### Task data

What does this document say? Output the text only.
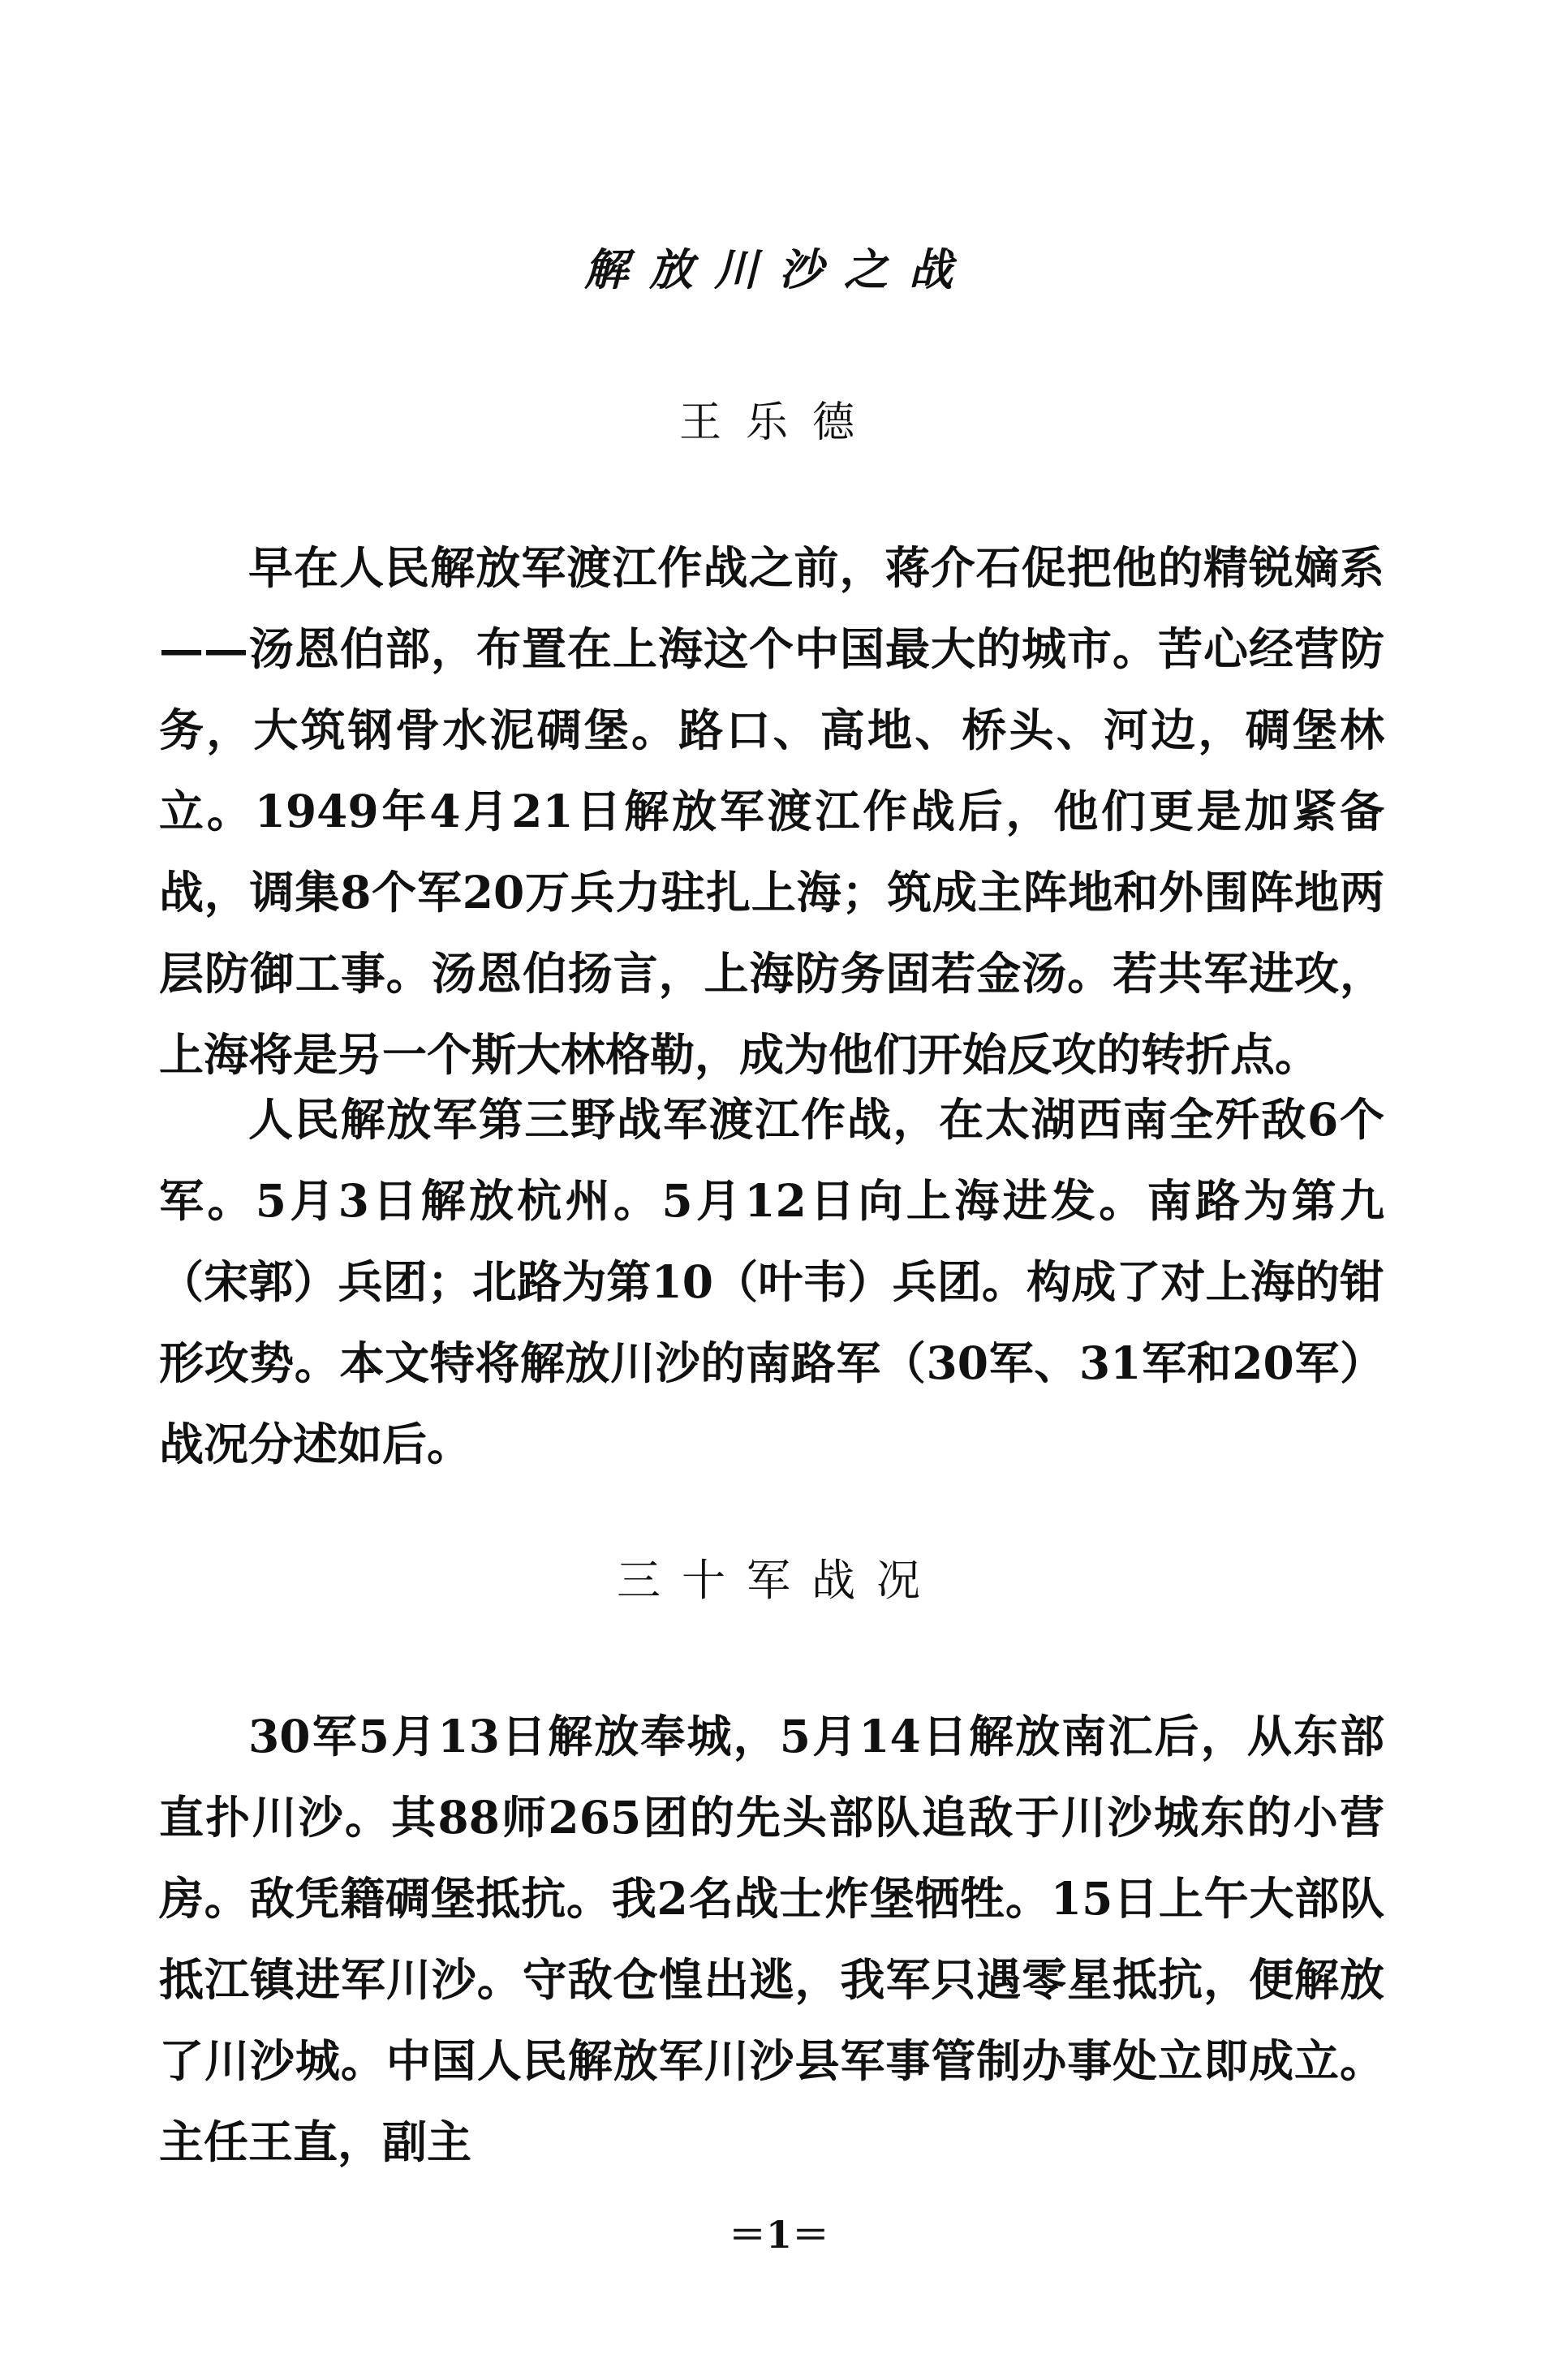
解放川沙之战
王乐德

早在人民解放军渡江作战之前，蒋介石促把他的精锐嫡系——汤恩伯部，布置在上海这个中国最大的城市。苦心经营防务，大筑钢骨水泥碉堡。路口、高地、桥头、河边，碉堡林立。1949年4月21日解放军渡江作战后，他们更是加紧备战，调集8个军20万兵力驻扎上海；筑成主阵地和外围阵地两层防御工事。汤恩伯扬言，上海防务固若金汤。若共军进攻，上海将是另一个斯大林格勒，成为他们开始反攻的转折点。

人民解放军第三野战军渡江作战，在太湖西南全歼敌6个军。5月3日解放杭州。5月12日向上海进发。南路为第九（宋郭）兵团；北路为第10（叶韦）兵团。构成了对上海的钳形攻势。本文特将解放川沙的南路军（30军、31军和20军）战况分述如后。

三十军战况

30军5月13日解放奉城，5月14日解放南汇后，从东部直扑川沙。其88师265团的先头部队追敌于川沙城东的小营房。敌凭籍碉堡抵抗。我2名战士炸堡牺牲。15日上午大部队抵江镇进军川沙。守敌仓惶出逃，我军只遇零星抵抗，便解放了川沙城。中国人民解放军川沙县军事管制办事处立即成立。主任王直，副主

＝1＝
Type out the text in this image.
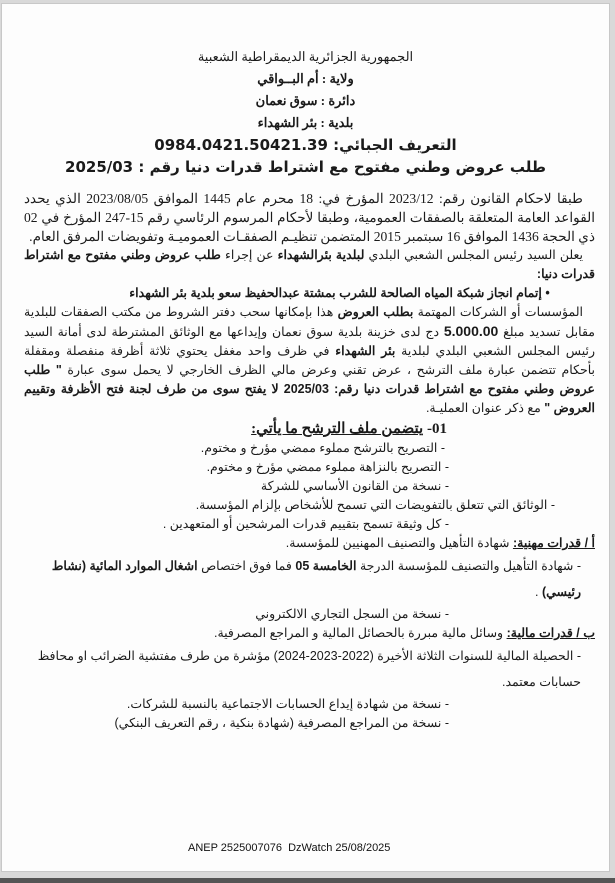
الجمهورية الجزائرية الديمقراطية الشعبية
ولاية : أم البــواقي
دائرة : سوق نعمان
بلدية : بئر الشهداء
التعريف الجبائي: 0984.0421.50421.39
طلب عروض وطني مفتوح مع اشتراط قدرات دنيا رقم : 2025/03

طبقا لاحكام القانون رقم: 2023/12 المؤرخ في: 18 محرم عام 1445 الموافق 2023/08/05 الذي يحدد القواعد العامة المتعلقة بالصفقات العمومية، وطبقا لأحكام المرسوم الرئاسي رقم 15-247 المؤرخ في 02 ذي الحجة 1436 الموافق 16 سبتمبر 2015 المتضمن تنظيـم الصفقـات العموميـة وتفويضات المرفق العام.

يعلن السيد رئيس المجلس الشعبي البلدي لبلدية بئرالشهداء عن إجراء طلب عروض وطني مفتوح مع اشتراط قدرات دنيا:

• إتمام انجاز شبكة المياه الصالحة للشرب بمشتة عبدالحفيظ سعو بلدية بئر الشهداء

المؤسسات أو الشركات المهتمة بطلب العروض هذا بإمكانها سحب دفتر الشروط من مكتب الصفقات للبلدية مقابل تسديد مبلغ 5.000.00 دج لدى خزينة بلدية سوق نعمان وإيداعها مع الوثائق المشترطة لدى أمانة السيد رئيس المجلس الشعبي البلدي لبلدية بئر الشهداء في ظرف واحد مغفل يحتوي ثلاثة أظرفة منفصلة ومقفلة بأحكام تتضمن عبارة ملف الترشح ، عرض تقني وعرض مالي الظرف الخارجي لا يحمل سوى عبارة " طلب عروض وطني مفتوح مع اشتراط قدرات دنيا رقم: 2025/03 لا يفتح سوى من طرف لجنة فتح الأظرفة وتقييم العروض " مع ذكر عنوان العمليـة.

01- يتضمن ملف الترشح ما يأتي:
- التصريح بالترشح مملوء ممضي مؤرخ و مختوم.
- التصريح بالنزاهة مملوء ممضي مؤرخ و مختوم.
- نسخة من القانون الأساسي للشركة
- الوثائق التي تتعلق بالتفويضات التي تسمح للأشخاص بإلزام المؤسسة.
- كل وثيقة تسمح بتقييم قدرات المرشحين أو المتعهدين .
أ / قدرات مهنية: شهادة التأهيل والتصنيف المهنيين للمؤسسة.
- شهادة التأهيل والتصنيف للمؤسسة الدرجة الخامسة 05 فما فوق اختصاص اشغال الموارد المائية (نشاط رئيسي) .
- نسخة من السجل التجاري الالكتروني
ب / قدرات مالية: وسائل مالية مبررة بالحصائل المالية و المراجع المصرفية.
- الحصيلة المالية للسنوات الثلاثة الأخيرة (2022-2023-2024) مؤشرة من طرف مفتشية الضرائب او محافظ حسابات معتمد.
- نسخة من شهادة إيداع الحسابات الاجتماعية بالنسبة للشركات.
- نسخة من المراجع المصرفية (شهادة بنكية ، رقم التعريف البنكي)
ANEP 2525007076  DzWatch 25/08/2025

######

Aim —
Identify each line in the records above containing the word "القانون"; copy those lines.

Exercise solution —
طبقا لاحكام القانون رقم: 2023/12 المؤرخ في: 18 محرم عام 1445 الموافق 2023/08/05 الذي يحدد القواعد العامة المتعلقة بالصفقات العمومية، وطبقا لأحكام المرسوم الرئاسي رقم 15-247 المؤرخ في 02 ذي الحجة 1436 الموافق 16 سبتمبر 2015 المتضمن تنظيـم الصفقـات العموميـة وتفويضات المرفق العام.
- نسخة من القانون الأساسي للشركة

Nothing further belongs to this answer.